───── TASK INPUTS ─────
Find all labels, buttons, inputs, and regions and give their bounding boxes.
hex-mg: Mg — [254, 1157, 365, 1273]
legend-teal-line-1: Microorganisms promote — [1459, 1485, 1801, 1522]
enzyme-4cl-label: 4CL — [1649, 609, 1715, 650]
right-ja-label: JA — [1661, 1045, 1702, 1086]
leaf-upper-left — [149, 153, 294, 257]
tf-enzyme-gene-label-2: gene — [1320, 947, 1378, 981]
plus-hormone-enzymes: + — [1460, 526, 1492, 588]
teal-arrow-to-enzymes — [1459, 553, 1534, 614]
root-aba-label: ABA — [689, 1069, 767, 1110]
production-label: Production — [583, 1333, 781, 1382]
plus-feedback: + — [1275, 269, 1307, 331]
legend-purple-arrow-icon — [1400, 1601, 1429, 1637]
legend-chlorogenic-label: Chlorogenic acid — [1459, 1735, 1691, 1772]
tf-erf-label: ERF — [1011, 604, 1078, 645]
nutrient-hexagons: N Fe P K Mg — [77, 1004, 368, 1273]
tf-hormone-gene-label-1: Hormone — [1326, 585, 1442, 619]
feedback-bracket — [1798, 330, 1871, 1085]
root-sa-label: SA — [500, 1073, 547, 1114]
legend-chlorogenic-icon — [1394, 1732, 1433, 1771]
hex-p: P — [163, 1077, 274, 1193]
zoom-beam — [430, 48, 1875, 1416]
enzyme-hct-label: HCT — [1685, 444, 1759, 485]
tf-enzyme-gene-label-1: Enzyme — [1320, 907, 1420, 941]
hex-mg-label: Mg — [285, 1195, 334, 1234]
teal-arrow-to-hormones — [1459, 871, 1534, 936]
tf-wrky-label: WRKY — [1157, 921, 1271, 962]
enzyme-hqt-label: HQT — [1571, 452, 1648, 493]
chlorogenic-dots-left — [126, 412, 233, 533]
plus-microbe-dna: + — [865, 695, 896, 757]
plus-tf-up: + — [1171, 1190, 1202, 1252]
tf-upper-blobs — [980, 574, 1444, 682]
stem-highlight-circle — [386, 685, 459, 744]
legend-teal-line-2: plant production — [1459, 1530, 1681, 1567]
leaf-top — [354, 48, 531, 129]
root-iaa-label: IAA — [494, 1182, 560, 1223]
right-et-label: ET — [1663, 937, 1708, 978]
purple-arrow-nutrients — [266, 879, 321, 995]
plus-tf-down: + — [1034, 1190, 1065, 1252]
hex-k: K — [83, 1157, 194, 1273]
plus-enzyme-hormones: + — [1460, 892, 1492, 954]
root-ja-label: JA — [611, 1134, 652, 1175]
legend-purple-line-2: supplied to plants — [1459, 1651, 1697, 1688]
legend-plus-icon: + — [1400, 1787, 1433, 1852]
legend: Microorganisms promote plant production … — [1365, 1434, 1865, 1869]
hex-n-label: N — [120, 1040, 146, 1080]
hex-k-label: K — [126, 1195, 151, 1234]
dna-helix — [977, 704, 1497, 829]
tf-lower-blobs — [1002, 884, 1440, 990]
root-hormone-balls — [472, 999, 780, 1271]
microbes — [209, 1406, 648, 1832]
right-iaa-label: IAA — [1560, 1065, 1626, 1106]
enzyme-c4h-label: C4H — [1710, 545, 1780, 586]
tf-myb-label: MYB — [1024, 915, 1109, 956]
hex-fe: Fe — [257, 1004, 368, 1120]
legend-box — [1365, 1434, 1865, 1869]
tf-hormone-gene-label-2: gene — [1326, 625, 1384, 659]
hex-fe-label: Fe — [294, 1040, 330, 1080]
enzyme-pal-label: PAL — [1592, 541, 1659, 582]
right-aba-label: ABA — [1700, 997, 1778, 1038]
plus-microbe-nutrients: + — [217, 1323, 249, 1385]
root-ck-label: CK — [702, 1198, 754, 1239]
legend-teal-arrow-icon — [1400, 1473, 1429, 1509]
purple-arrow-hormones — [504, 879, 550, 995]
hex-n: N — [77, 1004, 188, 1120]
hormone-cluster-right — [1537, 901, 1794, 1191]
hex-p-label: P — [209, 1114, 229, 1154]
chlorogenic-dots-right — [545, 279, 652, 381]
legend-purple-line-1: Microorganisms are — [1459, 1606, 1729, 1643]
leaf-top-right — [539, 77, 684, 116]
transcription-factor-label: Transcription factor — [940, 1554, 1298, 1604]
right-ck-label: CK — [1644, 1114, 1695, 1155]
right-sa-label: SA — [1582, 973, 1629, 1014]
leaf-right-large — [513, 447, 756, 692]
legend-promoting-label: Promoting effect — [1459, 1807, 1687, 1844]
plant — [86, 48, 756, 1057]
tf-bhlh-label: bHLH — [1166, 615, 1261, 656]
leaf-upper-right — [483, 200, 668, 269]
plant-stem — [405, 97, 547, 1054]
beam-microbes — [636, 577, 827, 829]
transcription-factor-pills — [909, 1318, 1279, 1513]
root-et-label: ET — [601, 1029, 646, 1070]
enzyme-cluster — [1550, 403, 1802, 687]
─────
* [WHAT TO PRODUCE] Each line of the data that holds "cluster" should be copied.

* [SOLUTION TO THE PROBLEM]
hormone-cluster-right — [1537, 901, 1794, 1191]
enzyme-cluster — [1550, 403, 1802, 687]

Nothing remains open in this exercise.